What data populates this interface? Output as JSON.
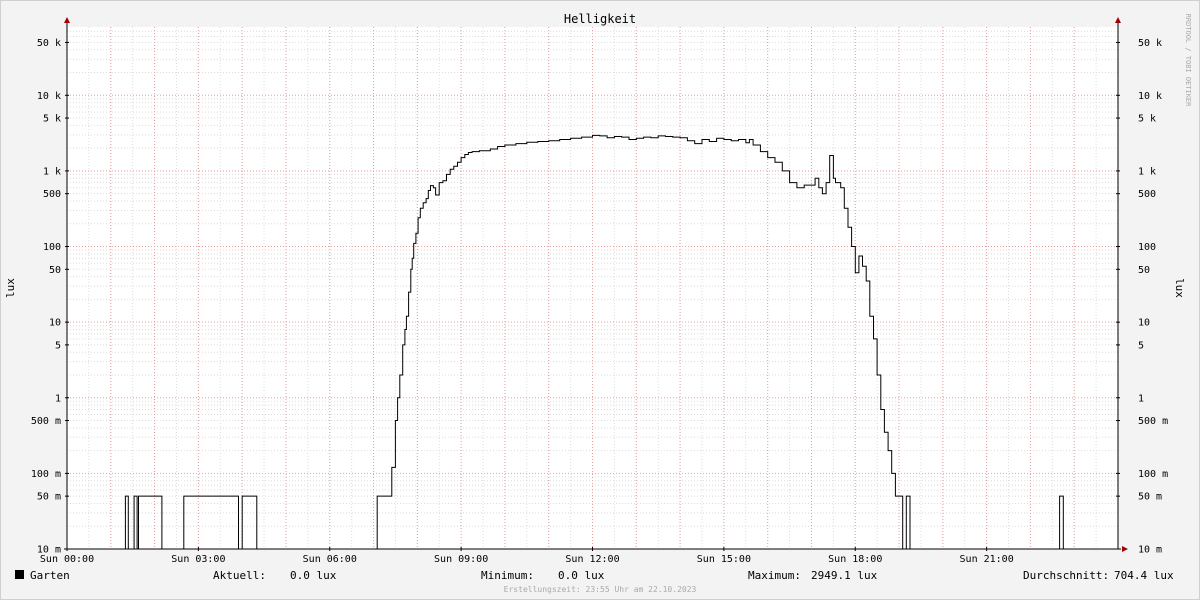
{
  "chart_data": {
    "type": "line",
    "title": "Helligkeit",
    "ylabel": "lux",
    "xlabel": "",
    "y_scale": "log",
    "ylim": [
      0.01,
      80000
    ],
    "xlim": [
      "00:00",
      "24:00"
    ],
    "grid": true,
    "x_ticks": [
      {
        "x": "00:00",
        "label": "Sun 00:00"
      },
      {
        "x": "03:00",
        "label": "Sun 03:00"
      },
      {
        "x": "06:00",
        "label": "Sun 06:00"
      },
      {
        "x": "09:00",
        "label": "Sun 09:00"
      },
      {
        "x": "12:00",
        "label": "Sun 12:00"
      },
      {
        "x": "15:00",
        "label": "Sun 15:00"
      },
      {
        "x": "18:00",
        "label": "Sun 18:00"
      },
      {
        "x": "21:00",
        "label": "Sun 21:00"
      }
    ],
    "y_ticks": [
      {
        "y": 0.01,
        "label": "10 m"
      },
      {
        "y": 0.05,
        "label": "50 m"
      },
      {
        "y": 0.1,
        "label": "100 m"
      },
      {
        "y": 0.5,
        "label": "500 m"
      },
      {
        "y": 1,
        "label": "1"
      },
      {
        "y": 5,
        "label": "5"
      },
      {
        "y": 10,
        "label": "10"
      },
      {
        "y": 50,
        "label": "50"
      },
      {
        "y": 100,
        "label": "100"
      },
      {
        "y": 500,
        "label": "500"
      },
      {
        "y": 1000,
        "label": "1 k"
      },
      {
        "y": 5000,
        "label": "5 k"
      },
      {
        "y": 10000,
        "label": "10 k"
      },
      {
        "y": 50000,
        "label": "50 k"
      }
    ],
    "series": [
      {
        "name": "Garten",
        "color": "#000000",
        "x": [
          "00:00",
          "01:20",
          "01:24",
          "01:32",
          "01:36",
          "01:38",
          "01:44",
          "02:10",
          "02:35",
          "02:40",
          "03:28",
          "03:55",
          "04:00",
          "04:20",
          "07:05",
          "07:10",
          "07:25",
          "07:30",
          "07:33",
          "07:36",
          "07:40",
          "07:43",
          "07:45",
          "07:48",
          "07:51",
          "07:53",
          "07:55",
          "07:58",
          "08:01",
          "08:04",
          "08:08",
          "08:12",
          "08:15",
          "08:18",
          "08:22",
          "08:25",
          "08:30",
          "08:35",
          "08:40",
          "08:45",
          "08:50",
          "08:55",
          "09:00",
          "09:05",
          "09:10",
          "09:15",
          "09:25",
          "09:30",
          "09:40",
          "09:50",
          "10:00",
          "10:15",
          "10:30",
          "10:45",
          "11:00",
          "11:15",
          "11:30",
          "11:45",
          "12:00",
          "12:10",
          "12:20",
          "12:30",
          "12:40",
          "12:50",
          "13:00",
          "13:10",
          "13:20",
          "13:30",
          "13:40",
          "13:50",
          "14:00",
          "14:10",
          "14:20",
          "14:30",
          "14:40",
          "14:50",
          "15:00",
          "15:10",
          "15:20",
          "15:30",
          "15:35",
          "15:40",
          "15:50",
          "16:00",
          "16:10",
          "16:20",
          "16:30",
          "16:40",
          "16:50",
          "16:58",
          "17:05",
          "17:10",
          "17:15",
          "17:20",
          "17:25",
          "17:30",
          "17:33",
          "17:40",
          "17:45",
          "17:50",
          "17:55",
          "18:00",
          "18:05",
          "18:10",
          "18:15",
          "18:20",
          "18:25",
          "18:30",
          "18:35",
          "18:40",
          "18:45",
          "18:50",
          "18:55",
          "19:00",
          "19:05",
          "19:10",
          "19:15",
          "19:20",
          "19:25",
          "19:35",
          "19:38",
          "19:40",
          "19:45",
          "19:50",
          "22:40",
          "22:45",
          "22:55",
          "24:00"
        ],
        "y": [
          0.01,
          0.05,
          0.01,
          0.05,
          0.01,
          0.05,
          0.05,
          0.01,
          0.01,
          0.05,
          0.05,
          0.01,
          0.05,
          0.01,
          0.05,
          0.05,
          0.12,
          0.5,
          1.0,
          2.0,
          5.0,
          8.0,
          12.0,
          25.0,
          50.0,
          70.0,
          110.0,
          150.0,
          240.0,
          320.0,
          380.0,
          430.0,
          550.0,
          640.0,
          600.0,
          480.0,
          700.0,
          740.0,
          900.0,
          1050.0,
          1150.0,
          1300.0,
          1500.0,
          1650.0,
          1750.0,
          1800.0,
          1850.0,
          1850.0,
          1950.0,
          2100.0,
          2200.0,
          2300.0,
          2400.0,
          2450.0,
          2500.0,
          2600.0,
          2700.0,
          2800.0,
          2949.1,
          2900.0,
          2750.0,
          2850.0,
          2800.0,
          2600.0,
          2700.0,
          2800.0,
          2750.0,
          2900.0,
          2850.0,
          2800.0,
          2750.0,
          2500.0,
          2300.0,
          2600.0,
          2450.0,
          2700.0,
          2600.0,
          2500.0,
          2600.0,
          2350.0,
          2600.0,
          2200.0,
          1800.0,
          1500.0,
          1300.0,
          1000.0,
          700.0,
          600.0,
          650.0,
          650.0,
          800.0,
          600.0,
          500.0,
          700.0,
          1600.0,
          800.0,
          700.0,
          600.0,
          320.0,
          180.0,
          100.0,
          45.0,
          75.0,
          55.0,
          35.0,
          12.0,
          6.0,
          2.0,
          0.7,
          0.35,
          0.2,
          0.1,
          0.05,
          0.05,
          0.01,
          0.05,
          0.01,
          0.01,
          0.01,
          0.01,
          0.01,
          0.01,
          0.01,
          0.01,
          0.05,
          0.01,
          0.01,
          0.01
        ]
      }
    ],
    "legend": {
      "name": "Garten",
      "stats": [
        {
          "label": "Aktuell:",
          "value": "0.0 lux"
        },
        {
          "label": "Minimum:",
          "value": "0.0 lux"
        },
        {
          "label": "Maximum:",
          "value": "2949.1 lux"
        },
        {
          "label": "Durchschnitt:",
          "value": "704.4 lux"
        }
      ]
    },
    "timestamp": "Erstellungszeit: 23:55 Uhr am 22.10.2023",
    "watermark": "RRDTOOL / TOBI OETIKER",
    "colors": {
      "background": "#f3f3f3",
      "plot_background": "#ffffff",
      "major_grid": "#e8a0a0",
      "minor_grid": "#dcdcdc",
      "arrow": "#a00000",
      "line": "#000000"
    }
  }
}
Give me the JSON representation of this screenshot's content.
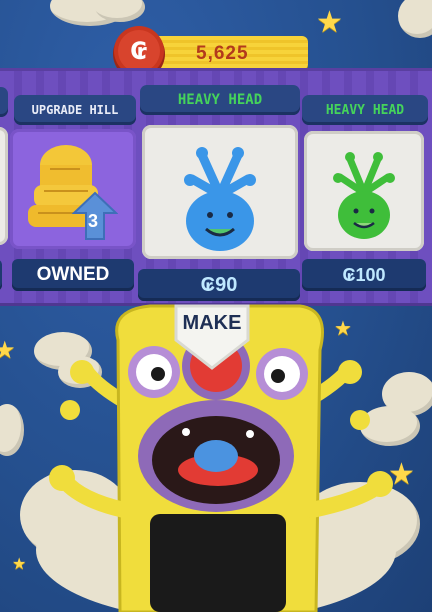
{
  "header": {
    "coins": "5,625",
    "coin_symbol": "₢"
  },
  "shop": {
    "tabs": [
      {
        "label": "UPGRADE HILL"
      },
      {
        "label": "HEAVY HEAD"
      },
      {
        "label": "HEAVY HEAD"
      }
    ],
    "items": [
      {
        "name": "upgrade-hill",
        "status": "OWNED",
        "level": "3"
      },
      {
        "name": "heavy-head-blue",
        "price": "₢90",
        "color": "#3a96e8"
      },
      {
        "name": "heavy-head-green",
        "price": "₢100",
        "color": "#3fbe3a"
      }
    ]
  },
  "action": {
    "make_label": "MAKE"
  },
  "colors": {
    "sky": "#25508f",
    "rail": "#6e4fbf",
    "coin_bar": "#f7d33a",
    "coin_text": "#b33a1c",
    "monster": "#f0dd3c"
  }
}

# [Exercise description]
Leave out the pictures and retype every line above exactly.

# [The answer]
What data populates this interface? Output as JSON.
{
  "chart_data": {
    "type": "line",
    "title": "Helligkeit",
    "ylabel": "lux",
    "xlabel": "",
    "y_scale": "log",
    "ylim": [
      0.01,
      80000
    ],
    "xlim": [
      "00:00",
      "24:00"
    ],
    "grid": true,
    "x_ticks": [
      {
        "x": "00:00",
        "label": "Sun 00:00"
      },
      {
        "x": "03:00",
        "label": "Sun 03:00"
      },
      {
        "x": "06:00",
        "label": "Sun 06:00"
      },
      {
        "x": "09:00",
        "label": "Sun 09:00"
      },
      {
        "x": "12:00",
        "label": "Sun 12:00"
      },
      {
        "x": "15:00",
        "label": "Sun 15:00"
      },
      {
        "x": "18:00",
        "label": "Sun 18:00"
      },
      {
        "x": "21:00",
        "label": "Sun 21:00"
      }
    ],
    "y_ticks": [
      {
        "y": 0.01,
        "label": "10 m"
      },
      {
        "y": 0.05,
        "label": "50 m"
      },
      {
        "y": 0.1,
        "label": "100 m"
      },
      {
        "y": 0.5,
        "label": "500 m"
      },
      {
        "y": 1,
        "label": "1"
      },
      {
        "y": 5,
        "label": "5"
      },
      {
        "y": 10,
        "label": "10"
      },
      {
        "y": 50,
        "label": "50"
      },
      {
        "y": 100,
        "label": "100"
      },
      {
        "y": 500,
        "label": "500"
      },
      {
        "y": 1000,
        "label": "1 k"
      },
      {
        "y": 5000,
        "label": "5 k"
      },
      {
        "y": 10000,
        "label": "10 k"
      },
      {
        "y": 50000,
        "label": "50 k"
      }
    ],
    "series": [
      {
        "name": "Garten",
        "color": "#000000",
        "x": [
          "00:00",
          "01:20",
          "01:24",
          "01:32",
          "01:36",
          "01:38",
          "01:44",
          "02:10",
          "02:35",
          "02:40",
          "03:28",
          "03:55",
          "04:00",
          "04:20",
          "07:05",
          "07:10",
          "07:25",
          "07:30",
          "07:33",
          "07:36",
          "07:40",
          "07:43",
          "07:45",
          "07:48",
          "07:51",
          "07:53",
          "07:55",
          "07:58",
          "08:01",
          "08:04",
          "08:08",
          "08:12",
          "08:15",
          "08:18",
          "08:22",
          "08:25",
          "08:30",
          "08:35",
          "08:40",
          "08:45",
          "08:50",
          "08:55",
          "09:00",
          "09:05",
          "09:10",
          "09:15",
          "09:25",
          "09:30",
          "09:40",
          "09:50",
          "10:00",
          "10:15",
          "10:30",
          "10:45",
          "11:00",
          "11:15",
          "11:30",
          "11:45",
          "12:00",
          "12:10",
          "12:20",
          "12:30",
          "12:40",
          "12:50",
          "13:00",
          "13:10",
          "13:20",
          "13:30",
          "13:40",
          "13:50",
          "14:00",
          "14:10",
          "14:20",
          "14:30",
          "14:40",
          "14:50",
          "15:00",
          "15:10",
          "15:20",
          "15:30",
          "15:35",
          "15:40",
          "15:50",
          "16:00",
          "16:10",
          "16:20",
          "16:30",
          "16:40",
          "16:50",
          "16:58",
          "17:05",
          "17:10",
          "17:15",
          "17:20",
          "17:25",
          "17:30",
          "17:33",
          "17:40",
          "17:45",
          "17:50",
          "17:55",
          "18:00",
          "18:05",
          "18:10",
          "18:15",
          "18:20",
          "18:25",
          "18:30",
          "18:35",
          "18:40",
          "18:45",
          "18:50",
          "18:55",
          "19:00",
          "19:05",
          "19:10",
          "19:15",
          "19:20",
          "19:25",
          "19:35",
          "19:38",
          "19:40",
          "19:45",
          "19:50",
          "22:40",
          "22:45",
          "22:55",
          "24:00"
        ],
        "y": [
          0.01,
          0.05,
          0.01,
          0.05,
          0.01,
          0.05,
          0.05,
          0.01,
          0.01,
          0.05,
          0.05,
          0.01,
          0.05,
          0.01,
          0.05,
          0.05,
          0.12,
          0.5,
          1.0,
          2.0,
          5.0,
          8.0,
          12.0,
          25.0,
          50.0,
          70.0,
          110.0,
          150.0,
          240.0,
          320.0,
          380.0,
          430.0,
          550.0,
          640.0,
          600.0,
          480.0,
          700.0,
          740.0,
          900.0,
          1050.0,
          1150.0,
          1300.0,
          1500.0,
          1650.0,
          1750.0,
          1800.0,
          1850.0,
          1850.0,
          1950.0,
          2100.0,
          2200.0,
          2300.0,
          2400.0,
          2450.0,
          2500.0,
          2600.0,
          2700.0,
          2800.0,
          2949.1,
          2900.0,
          2750.0,
          2850.0,
          2800.0,
          2600.0,
          2700.0,
          2800.0,
          2750.0,
          2900.0,
          2850.0,
          2800.0,
          2750.0,
          2500.0,
          2300.0,
          2600.0,
          2450.0,
          2700.0,
          2600.0,
          2500.0,
          2600.0,
          2350.0,
          2600.0,
          2200.0,
          1800.0,
          1500.0,
          1300.0,
          1000.0,
          700.0,
          600.0,
          650.0,
          650.0,
          800.0,
          600.0,
          500.0,
          700.0,
          1600.0,
          800.0,
          700.0,
          600.0,
          320.0,
          180.0,
          100.0,
          45.0,
          75.0,
          55.0,
          35.0,
          12.0,
          6.0,
          2.0,
          0.7,
          0.35,
          0.2,
          0.1,
          0.05,
          0.05,
          0.01,
          0.05,
          0.01,
          0.01,
          0.01,
          0.01,
          0.01,
          0.01,
          0.01,
          0.01,
          0.05,
          0.01,
          0.01,
          0.01
        ]
      }
    ],
    "legend": {
      "name": "Garten",
      "stats": [
        {
          "label": "Aktuell:",
          "value": "0.0 lux"
        },
        {
          "label": "Minimum:",
          "value": "0.0 lux"
        },
        {
          "label": "Maximum:",
          "value": "2949.1 lux"
        },
        {
          "label": "Durchschnitt:",
          "value": "704.4 lux"
        }
      ]
    },
    "timestamp": "Erstellungszeit: 23:55 Uhr am 22.10.2023",
    "watermark": "RRDTOOL / TOBI OETIKER",
    "colors": {
      "background": "#f3f3f3",
      "plot_background": "#ffffff",
      "major_grid": "#e8a0a0",
      "minor_grid": "#dcdcdc",
      "arrow": "#a00000",
      "line": "#000000"
    }
  }
}
Give me the JSON representation of this screenshot's content.
{
  "header": {
    "coins": "5,625",
    "coin_symbol": "₢"
  },
  "shop": {
    "tabs": [
      {
        "label": "UPGRADE HILL"
      },
      {
        "label": "HEAVY HEAD"
      },
      {
        "label": "HEAVY HEAD"
      }
    ],
    "items": [
      {
        "name": "upgrade-hill",
        "status": "OWNED",
        "level": "3"
      },
      {
        "name": "heavy-head-blue",
        "price": "₢90",
        "color": "#3a96e8"
      },
      {
        "name": "heavy-head-green",
        "price": "₢100",
        "color": "#3fbe3a"
      }
    ]
  },
  "action": {
    "make_label": "MAKE"
  },
  "colors": {
    "sky": "#25508f",
    "rail": "#6e4fbf",
    "coin_bar": "#f7d33a",
    "coin_text": "#b33a1c",
    "monster": "#f0dd3c"
  }
}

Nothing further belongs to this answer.